::: RECORDS SUPPLIED :::

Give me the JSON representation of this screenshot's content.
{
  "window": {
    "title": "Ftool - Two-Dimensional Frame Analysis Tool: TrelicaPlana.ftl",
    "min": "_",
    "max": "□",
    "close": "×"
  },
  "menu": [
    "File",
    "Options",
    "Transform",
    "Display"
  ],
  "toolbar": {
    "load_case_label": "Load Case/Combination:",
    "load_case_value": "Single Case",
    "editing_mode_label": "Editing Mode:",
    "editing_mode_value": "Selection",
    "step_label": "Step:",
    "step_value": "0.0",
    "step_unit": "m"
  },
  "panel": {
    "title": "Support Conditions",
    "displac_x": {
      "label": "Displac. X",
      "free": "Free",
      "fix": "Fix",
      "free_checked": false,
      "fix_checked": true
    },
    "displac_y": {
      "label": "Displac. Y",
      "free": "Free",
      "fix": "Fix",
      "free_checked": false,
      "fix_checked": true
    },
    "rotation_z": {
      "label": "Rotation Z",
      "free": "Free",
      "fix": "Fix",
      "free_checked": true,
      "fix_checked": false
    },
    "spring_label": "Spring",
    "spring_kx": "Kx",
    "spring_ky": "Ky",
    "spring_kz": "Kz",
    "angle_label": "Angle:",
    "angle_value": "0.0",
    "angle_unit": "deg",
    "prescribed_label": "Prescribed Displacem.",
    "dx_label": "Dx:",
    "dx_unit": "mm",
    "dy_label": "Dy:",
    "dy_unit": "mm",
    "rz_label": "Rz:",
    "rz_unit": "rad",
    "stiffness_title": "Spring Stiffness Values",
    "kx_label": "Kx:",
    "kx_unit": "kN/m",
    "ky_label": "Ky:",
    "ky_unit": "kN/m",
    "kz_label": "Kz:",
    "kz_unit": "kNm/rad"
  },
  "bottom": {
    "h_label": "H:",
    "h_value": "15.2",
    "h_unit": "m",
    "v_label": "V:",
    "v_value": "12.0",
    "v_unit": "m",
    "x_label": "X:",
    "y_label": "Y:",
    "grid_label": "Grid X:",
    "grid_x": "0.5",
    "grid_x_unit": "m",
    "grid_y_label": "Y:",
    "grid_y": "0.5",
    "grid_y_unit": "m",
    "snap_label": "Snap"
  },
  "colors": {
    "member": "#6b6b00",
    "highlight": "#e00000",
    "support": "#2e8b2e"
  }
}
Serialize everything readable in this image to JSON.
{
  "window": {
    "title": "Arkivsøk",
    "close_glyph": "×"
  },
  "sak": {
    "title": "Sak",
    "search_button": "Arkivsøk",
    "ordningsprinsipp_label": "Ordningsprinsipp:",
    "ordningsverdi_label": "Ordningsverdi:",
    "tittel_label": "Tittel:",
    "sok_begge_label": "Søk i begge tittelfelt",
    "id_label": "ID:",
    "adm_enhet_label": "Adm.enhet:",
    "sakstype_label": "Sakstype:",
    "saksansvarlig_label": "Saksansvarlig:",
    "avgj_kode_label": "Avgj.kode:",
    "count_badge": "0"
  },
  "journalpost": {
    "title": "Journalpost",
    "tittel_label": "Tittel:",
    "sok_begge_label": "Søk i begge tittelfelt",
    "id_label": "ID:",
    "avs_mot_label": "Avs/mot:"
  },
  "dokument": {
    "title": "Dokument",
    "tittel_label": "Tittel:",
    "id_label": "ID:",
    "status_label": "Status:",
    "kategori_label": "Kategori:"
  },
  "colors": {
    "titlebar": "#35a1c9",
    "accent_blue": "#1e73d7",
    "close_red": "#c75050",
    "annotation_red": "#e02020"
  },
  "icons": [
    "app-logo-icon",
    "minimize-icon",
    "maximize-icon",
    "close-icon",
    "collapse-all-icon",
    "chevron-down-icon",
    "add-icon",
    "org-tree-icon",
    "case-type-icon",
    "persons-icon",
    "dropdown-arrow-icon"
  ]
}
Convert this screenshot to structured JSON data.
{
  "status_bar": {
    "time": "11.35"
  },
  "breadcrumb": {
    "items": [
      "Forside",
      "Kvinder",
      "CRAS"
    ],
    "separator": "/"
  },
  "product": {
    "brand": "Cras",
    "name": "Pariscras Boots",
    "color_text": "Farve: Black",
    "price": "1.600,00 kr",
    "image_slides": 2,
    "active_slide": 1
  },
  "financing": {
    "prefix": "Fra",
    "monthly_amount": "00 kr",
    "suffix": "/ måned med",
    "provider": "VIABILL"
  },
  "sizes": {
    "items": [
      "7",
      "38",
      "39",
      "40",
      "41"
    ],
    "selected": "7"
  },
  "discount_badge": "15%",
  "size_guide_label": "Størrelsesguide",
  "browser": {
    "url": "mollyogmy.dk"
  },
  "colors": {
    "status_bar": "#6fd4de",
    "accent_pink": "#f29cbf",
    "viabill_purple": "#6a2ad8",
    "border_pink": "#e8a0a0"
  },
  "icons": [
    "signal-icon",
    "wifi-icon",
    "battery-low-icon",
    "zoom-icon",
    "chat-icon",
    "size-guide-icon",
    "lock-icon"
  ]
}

:::

## REQUIRED TASK
Review the preceding data and report every line that includes the string "this".

## ANSWER IN FULL
Give me the JSON representation of this screenshot's content.
Serialize everything readable in this image to JSON.
Convert this screenshot to structured JSON data.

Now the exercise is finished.